Listed entries:
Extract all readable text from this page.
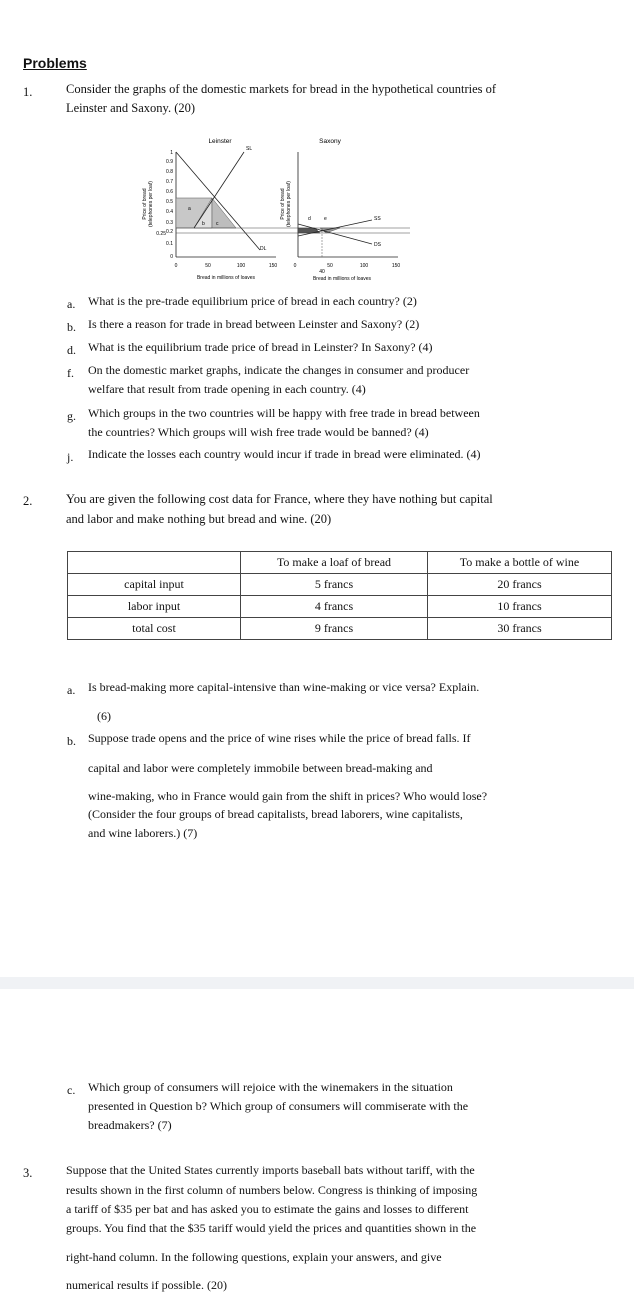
Problems
1.	Consider the graphs of the domestic markets for bread in the hypothetical countries of
Leinster and Saxony. (20)
Leinster
SL
DL
a
b c
1
0.9
0.8
0.7
0.6
0.5
0.4
0.3
0.25 0.2
0.1
0
Price of bread (telephones per loaf)
0	50	100	150
Bread in millions of loaves
Saxony
SS
DS
d	e
Price of bread (telephones per loaf)
0	50	100	150
40
Bread in millions of loaves
a. What is the pre-trade equilibrium price of bread in each country? (2)
b. Is there a reason for trade in bread between Leinster and Saxony? (2)
d. What is the equilibrium trade price of bread in Leinster? In Saxony? (4)
f. On the domestic market graphs, indicate the changes in consumer and producer
welfare that result from trade opening in each country. (4)
g. Which groups in the two countries will be happy with free trade in bread between
the countries? Which groups will wish free trade would be banned? (4)
j. Indicate the losses each country would incur if trade in bread were eliminated. (4)
2.	You are given the following cost data for France, where they have nothing but capital
and labor and make nothing but bread and wine. (20)
	To make a loaf of bread	To make a bottle of wine
capital input	5 francs	20 francs
labor input	4 francs	10 francs
total cost	9 francs	30 francs
a. Is bread-making more capital-intensive than wine-making or vice versa? Explain.
(6)
b. Suppose trade opens and the price of wine rises while the price of bread falls. If
capital and labor were completely immobile between bread-making and
wine-making, who in France would gain from the shift in prices? Who would lose?
(Consider the four groups of bread capitalists, bread laborers, wine capitalists,
and wine laborers.) (7)
c. Which group of consumers will rejoice with the winemakers in the situation
presented in Question b? Which group of consumers will commiserate with the
breadmakers? (7)
3.	Suppose that the United States currently imports baseball bats without tariff, with the
results shown in the first column of numbers below. Congress is thinking of imposing
a tariff of $35 per bat and has asked you to estimate the gains and losses to different
groups. You find that the $35 tariff would yield the prices and quantities shown in the
right-hand column. In the following questions, explain your answers, and give
numerical results if possible. (20)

Exercise aim:
Repeat each entry precisely as it appears. Leave the pictures out.

Full output:
Extract all readable text from this page.
Problems
1.	Consider the graphs of the domestic markets for bread in the hypothetical countries of
Leinster and Saxony. (20)
Leinster
SL
DL
a
b c
1
0.9
0.8
0.7
0.6
0.5
0.4
0.3
0.25 0.2
0.1
0
Price of bread (telephones per loaf)
0	50	100	150
Bread in millions of loaves
Saxony
SS
DS
d	e
Price of bread (telephones per loaf)
0	50	100	150
40
Bread in millions of loaves
a. What is the pre-trade equilibrium price of bread in each country? (2)
b. Is there a reason for trade in bread between Leinster and Saxony? (2)
d. What is the equilibrium trade price of bread in Leinster? In Saxony? (4)
f. On the domestic market graphs, indicate the changes in consumer and producer
welfare that result from trade opening in each country. (4)
g. Which groups in the two countries will be happy with free trade in bread between
the countries? Which groups will wish free trade would be banned? (4)
j. Indicate the losses each country would incur if trade in bread were eliminated. (4)
2.	You are given the following cost data for France, where they have nothing but capital
and labor and make nothing but bread and wine. (20)
	To make a loaf of bread	To make a bottle of wine
capital input	5 francs	20 francs
labor input	4 francs	10 francs
total cost	9 francs	30 francs
a. Is bread-making more capital-intensive than wine-making or vice versa? Explain.
(6)
b. Suppose trade opens and the price of wine rises while the price of bread falls. If
capital and labor were completely immobile between bread-making and
wine-making, who in France would gain from the shift in prices? Who would lose?
(Consider the four groups of bread capitalists, bread laborers, wine capitalists,
and wine laborers.) (7)
c. Which group of consumers will rejoice with the winemakers in the situation
presented in Question b? Which group of consumers will commiserate with the
breadmakers? (7)
3.	Suppose that the United States currently imports baseball bats without tariff, with the
results shown in the first column of numbers below. Congress is thinking of imposing
a tariff of $35 per bat and has asked you to estimate the gains and losses to different
groups. You find that the $35 tariff would yield the prices and quantities shown in the
right-hand column. In the following questions, explain your answers, and give
numerical results if possible. (20)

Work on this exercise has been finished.